◆ Data rows
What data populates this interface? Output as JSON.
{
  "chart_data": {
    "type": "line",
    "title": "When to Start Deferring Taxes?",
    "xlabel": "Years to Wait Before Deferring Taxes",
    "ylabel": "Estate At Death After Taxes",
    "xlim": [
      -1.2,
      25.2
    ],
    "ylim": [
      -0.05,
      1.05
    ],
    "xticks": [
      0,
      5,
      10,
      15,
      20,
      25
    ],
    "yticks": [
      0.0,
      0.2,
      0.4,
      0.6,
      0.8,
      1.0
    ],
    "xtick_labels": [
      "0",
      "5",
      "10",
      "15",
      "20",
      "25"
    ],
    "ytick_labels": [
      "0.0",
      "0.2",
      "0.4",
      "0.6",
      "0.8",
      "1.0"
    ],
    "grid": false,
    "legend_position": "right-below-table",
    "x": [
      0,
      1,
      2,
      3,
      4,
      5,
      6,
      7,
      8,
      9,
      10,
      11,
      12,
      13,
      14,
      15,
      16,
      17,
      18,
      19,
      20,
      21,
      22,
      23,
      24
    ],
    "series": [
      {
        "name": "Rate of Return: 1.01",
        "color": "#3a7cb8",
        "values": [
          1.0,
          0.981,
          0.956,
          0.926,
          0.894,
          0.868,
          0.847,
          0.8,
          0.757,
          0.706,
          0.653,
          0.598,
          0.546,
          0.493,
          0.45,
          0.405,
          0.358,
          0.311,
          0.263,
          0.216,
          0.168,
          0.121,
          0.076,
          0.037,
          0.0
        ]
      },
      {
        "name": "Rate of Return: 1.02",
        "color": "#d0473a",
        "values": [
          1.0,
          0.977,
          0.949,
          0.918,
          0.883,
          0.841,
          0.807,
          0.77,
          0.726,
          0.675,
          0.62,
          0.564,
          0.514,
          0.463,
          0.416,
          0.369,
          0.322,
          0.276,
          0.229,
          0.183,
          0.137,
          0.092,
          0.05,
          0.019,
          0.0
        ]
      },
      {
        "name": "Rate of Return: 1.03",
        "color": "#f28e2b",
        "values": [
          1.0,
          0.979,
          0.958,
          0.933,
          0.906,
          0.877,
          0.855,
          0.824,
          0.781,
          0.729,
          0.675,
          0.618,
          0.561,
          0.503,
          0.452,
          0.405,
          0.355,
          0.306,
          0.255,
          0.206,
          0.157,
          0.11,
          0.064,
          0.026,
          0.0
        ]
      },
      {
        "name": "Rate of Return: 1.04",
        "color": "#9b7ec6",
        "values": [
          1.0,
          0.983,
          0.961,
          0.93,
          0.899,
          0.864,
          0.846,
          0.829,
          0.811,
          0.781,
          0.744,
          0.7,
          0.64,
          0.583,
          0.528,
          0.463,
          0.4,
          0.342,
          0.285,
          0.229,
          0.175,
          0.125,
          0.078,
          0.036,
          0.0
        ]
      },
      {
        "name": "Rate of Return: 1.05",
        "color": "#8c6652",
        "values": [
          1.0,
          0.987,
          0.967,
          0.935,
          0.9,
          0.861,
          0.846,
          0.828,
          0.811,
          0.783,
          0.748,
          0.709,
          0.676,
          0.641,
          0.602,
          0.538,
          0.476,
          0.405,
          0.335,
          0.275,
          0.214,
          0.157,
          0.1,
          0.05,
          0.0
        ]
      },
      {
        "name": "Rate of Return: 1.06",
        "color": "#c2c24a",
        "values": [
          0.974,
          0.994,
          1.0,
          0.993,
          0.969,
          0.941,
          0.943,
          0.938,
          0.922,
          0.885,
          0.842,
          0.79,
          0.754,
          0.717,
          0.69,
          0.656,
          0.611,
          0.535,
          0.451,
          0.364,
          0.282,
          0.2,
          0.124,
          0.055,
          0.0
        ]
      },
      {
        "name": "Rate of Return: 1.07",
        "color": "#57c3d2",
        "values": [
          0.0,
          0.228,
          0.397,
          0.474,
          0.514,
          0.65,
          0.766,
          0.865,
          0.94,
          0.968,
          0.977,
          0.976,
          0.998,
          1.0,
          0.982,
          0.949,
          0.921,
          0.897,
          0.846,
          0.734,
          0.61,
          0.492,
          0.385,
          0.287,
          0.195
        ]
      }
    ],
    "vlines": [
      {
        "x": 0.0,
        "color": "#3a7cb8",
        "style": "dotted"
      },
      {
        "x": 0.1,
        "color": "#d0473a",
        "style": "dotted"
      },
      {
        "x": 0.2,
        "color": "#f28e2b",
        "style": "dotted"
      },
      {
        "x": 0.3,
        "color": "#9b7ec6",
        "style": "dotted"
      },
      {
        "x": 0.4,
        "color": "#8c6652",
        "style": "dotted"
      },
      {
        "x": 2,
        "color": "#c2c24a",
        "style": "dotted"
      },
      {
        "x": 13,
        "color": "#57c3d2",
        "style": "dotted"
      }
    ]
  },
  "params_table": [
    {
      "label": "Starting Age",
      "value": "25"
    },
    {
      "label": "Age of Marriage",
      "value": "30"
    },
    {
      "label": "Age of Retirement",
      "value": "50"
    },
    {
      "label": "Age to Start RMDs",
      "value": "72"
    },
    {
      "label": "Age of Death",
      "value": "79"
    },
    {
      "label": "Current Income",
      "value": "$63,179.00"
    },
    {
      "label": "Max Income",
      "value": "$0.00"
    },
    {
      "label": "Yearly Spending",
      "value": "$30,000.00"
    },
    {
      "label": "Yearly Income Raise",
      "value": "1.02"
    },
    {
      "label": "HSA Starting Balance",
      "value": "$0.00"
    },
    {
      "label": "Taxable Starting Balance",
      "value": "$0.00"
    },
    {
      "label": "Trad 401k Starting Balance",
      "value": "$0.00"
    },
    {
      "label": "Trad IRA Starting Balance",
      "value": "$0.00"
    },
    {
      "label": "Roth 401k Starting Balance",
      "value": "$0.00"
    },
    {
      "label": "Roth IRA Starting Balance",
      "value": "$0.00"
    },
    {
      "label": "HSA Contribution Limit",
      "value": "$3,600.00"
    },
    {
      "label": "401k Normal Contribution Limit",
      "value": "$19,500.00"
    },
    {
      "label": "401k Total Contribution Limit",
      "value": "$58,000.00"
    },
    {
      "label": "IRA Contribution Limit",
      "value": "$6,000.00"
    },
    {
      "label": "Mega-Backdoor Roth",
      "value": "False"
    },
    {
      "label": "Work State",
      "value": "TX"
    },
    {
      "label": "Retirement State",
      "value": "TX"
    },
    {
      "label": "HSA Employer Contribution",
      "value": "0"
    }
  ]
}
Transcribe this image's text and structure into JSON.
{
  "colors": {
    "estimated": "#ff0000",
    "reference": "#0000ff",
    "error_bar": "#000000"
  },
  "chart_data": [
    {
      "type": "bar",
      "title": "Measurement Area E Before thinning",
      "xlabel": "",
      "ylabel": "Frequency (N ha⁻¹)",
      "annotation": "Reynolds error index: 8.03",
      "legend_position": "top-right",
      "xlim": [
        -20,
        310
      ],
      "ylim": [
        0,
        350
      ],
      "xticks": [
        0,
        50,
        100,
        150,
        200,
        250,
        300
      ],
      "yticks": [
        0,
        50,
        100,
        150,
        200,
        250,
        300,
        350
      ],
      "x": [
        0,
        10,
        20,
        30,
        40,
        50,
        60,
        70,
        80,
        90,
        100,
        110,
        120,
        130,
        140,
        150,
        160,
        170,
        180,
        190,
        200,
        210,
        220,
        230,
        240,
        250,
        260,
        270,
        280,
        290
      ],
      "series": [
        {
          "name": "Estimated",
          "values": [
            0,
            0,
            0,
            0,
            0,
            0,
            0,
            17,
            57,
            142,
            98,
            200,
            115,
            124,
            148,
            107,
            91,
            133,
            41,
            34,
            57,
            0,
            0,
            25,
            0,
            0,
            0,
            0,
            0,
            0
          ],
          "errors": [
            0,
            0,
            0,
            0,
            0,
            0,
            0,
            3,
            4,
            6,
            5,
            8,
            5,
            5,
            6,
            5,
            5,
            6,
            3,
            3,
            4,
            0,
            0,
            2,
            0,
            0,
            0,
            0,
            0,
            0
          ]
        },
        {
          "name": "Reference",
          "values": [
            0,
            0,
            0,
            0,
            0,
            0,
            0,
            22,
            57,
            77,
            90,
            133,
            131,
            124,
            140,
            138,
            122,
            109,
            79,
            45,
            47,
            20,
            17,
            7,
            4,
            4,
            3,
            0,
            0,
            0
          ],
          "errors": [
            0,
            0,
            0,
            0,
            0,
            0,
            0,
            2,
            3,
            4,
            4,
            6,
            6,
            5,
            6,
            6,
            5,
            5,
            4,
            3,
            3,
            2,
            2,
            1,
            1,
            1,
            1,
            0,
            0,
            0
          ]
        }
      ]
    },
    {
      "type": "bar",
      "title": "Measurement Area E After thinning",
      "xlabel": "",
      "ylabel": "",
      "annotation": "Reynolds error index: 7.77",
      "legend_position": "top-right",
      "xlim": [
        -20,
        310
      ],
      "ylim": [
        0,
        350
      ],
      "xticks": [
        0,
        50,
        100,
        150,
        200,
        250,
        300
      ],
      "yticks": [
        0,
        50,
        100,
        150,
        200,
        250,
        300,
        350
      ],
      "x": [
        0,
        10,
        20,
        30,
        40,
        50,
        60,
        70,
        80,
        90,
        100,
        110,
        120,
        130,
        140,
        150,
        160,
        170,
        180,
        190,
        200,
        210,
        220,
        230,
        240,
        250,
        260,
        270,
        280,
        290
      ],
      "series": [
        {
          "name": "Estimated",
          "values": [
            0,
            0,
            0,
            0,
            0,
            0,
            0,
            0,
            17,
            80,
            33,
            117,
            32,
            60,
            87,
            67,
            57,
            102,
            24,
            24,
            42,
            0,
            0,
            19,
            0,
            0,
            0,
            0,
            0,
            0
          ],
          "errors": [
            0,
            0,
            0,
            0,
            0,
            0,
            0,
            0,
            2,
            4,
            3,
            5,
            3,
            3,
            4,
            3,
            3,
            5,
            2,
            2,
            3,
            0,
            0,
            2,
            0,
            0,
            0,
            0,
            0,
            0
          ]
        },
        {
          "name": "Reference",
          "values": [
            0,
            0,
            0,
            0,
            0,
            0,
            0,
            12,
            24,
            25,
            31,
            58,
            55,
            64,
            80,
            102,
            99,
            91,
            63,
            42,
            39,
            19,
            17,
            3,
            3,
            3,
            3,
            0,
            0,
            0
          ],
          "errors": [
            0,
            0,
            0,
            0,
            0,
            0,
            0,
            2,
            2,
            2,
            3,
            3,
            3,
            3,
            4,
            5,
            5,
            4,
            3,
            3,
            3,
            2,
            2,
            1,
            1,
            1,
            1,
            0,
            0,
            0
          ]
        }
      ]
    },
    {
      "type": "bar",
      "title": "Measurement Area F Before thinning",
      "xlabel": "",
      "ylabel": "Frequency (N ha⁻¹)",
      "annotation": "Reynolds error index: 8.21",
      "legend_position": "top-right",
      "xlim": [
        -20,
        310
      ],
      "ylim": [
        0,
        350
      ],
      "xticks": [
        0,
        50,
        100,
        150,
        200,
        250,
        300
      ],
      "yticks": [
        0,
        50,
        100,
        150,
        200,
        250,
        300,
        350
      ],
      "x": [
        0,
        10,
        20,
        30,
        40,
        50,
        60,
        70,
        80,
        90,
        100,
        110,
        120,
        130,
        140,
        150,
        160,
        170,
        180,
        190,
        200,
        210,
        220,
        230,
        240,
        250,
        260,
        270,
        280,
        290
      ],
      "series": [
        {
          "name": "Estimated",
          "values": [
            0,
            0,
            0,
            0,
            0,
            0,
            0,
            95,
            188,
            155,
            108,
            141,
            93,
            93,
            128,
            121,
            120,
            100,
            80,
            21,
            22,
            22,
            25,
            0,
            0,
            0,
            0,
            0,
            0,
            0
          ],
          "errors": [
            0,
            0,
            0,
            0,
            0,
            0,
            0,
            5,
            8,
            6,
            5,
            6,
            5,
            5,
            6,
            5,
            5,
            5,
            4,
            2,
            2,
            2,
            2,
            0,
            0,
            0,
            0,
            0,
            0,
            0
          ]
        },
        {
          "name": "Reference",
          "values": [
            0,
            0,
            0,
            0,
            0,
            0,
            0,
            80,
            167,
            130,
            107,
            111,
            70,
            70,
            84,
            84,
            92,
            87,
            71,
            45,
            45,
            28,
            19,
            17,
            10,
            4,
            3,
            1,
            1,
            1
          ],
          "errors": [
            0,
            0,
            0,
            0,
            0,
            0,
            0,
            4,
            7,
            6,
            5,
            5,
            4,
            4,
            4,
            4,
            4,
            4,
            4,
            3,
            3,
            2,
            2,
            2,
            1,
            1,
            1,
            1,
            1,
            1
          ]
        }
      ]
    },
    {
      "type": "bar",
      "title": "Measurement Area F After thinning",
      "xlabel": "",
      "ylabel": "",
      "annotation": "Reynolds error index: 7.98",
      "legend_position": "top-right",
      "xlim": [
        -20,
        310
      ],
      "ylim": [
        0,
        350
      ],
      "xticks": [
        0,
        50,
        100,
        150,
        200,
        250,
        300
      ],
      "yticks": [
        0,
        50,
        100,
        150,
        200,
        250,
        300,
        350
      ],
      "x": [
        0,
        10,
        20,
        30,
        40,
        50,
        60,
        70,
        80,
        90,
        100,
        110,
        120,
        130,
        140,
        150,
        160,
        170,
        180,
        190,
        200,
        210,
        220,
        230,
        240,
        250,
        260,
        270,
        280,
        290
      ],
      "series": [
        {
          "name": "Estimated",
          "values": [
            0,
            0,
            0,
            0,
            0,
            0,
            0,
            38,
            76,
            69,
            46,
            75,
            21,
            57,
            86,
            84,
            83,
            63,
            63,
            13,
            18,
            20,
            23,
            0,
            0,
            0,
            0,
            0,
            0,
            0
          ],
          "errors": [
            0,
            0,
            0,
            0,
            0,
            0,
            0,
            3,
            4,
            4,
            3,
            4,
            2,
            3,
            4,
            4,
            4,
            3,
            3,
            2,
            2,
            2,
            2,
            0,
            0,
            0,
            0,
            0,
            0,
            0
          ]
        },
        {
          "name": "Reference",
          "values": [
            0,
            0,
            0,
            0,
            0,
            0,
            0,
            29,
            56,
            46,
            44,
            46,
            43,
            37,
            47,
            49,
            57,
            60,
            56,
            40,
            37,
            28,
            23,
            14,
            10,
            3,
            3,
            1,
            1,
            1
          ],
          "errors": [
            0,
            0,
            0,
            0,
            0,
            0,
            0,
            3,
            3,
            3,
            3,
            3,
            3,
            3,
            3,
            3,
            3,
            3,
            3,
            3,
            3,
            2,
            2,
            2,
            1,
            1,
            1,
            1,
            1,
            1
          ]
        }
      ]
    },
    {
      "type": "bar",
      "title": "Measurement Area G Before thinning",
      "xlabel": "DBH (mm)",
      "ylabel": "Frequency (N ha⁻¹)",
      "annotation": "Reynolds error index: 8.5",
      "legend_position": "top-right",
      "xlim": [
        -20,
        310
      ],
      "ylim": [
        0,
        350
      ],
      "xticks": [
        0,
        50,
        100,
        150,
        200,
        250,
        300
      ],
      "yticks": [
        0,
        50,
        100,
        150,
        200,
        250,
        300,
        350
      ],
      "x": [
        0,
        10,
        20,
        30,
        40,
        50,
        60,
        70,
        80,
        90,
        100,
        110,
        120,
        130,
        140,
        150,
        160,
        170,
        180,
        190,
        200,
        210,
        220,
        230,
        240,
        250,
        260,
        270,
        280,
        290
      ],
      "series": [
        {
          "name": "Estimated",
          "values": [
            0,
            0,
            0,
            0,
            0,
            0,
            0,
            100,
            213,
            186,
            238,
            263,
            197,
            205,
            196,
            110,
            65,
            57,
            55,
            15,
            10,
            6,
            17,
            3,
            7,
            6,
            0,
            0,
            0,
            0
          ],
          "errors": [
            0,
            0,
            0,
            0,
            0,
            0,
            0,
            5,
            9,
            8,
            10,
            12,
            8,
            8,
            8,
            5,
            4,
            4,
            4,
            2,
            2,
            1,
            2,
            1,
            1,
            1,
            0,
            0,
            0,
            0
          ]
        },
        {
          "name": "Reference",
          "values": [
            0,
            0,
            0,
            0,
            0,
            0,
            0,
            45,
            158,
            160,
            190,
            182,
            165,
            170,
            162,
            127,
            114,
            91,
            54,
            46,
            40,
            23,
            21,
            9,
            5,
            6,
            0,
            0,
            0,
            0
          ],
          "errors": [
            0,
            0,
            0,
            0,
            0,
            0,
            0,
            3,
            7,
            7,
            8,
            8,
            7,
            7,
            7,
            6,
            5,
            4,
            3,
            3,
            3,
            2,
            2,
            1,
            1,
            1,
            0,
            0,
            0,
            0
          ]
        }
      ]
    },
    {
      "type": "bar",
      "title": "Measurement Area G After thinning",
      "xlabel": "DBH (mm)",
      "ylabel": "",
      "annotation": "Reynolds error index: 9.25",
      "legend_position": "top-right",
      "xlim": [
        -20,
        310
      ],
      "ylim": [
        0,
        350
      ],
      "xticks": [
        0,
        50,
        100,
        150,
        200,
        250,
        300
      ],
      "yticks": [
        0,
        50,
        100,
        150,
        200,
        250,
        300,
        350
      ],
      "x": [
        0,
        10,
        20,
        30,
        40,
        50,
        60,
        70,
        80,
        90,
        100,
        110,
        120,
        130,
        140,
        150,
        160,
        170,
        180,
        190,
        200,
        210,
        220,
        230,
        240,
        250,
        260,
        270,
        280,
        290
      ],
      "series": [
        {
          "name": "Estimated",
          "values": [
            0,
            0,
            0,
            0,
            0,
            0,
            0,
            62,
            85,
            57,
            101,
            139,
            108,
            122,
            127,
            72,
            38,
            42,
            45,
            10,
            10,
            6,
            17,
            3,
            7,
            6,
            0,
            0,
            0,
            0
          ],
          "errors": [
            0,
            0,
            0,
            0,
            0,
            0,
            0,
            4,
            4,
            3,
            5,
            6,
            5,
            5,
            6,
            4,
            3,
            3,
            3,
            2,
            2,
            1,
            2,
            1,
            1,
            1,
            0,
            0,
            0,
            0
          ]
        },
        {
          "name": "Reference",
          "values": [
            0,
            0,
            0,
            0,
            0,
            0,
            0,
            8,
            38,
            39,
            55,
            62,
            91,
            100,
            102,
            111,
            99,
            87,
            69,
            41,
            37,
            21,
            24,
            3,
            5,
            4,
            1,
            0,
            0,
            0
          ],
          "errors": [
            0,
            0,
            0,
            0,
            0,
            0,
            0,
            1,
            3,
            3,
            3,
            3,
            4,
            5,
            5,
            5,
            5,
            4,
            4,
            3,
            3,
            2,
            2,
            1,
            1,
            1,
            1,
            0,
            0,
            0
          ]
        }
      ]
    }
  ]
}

◆ What the exercise asks
Of the lines above, how many contain the word "Before"? Provide the number and nothing else.

◆ Solution below
4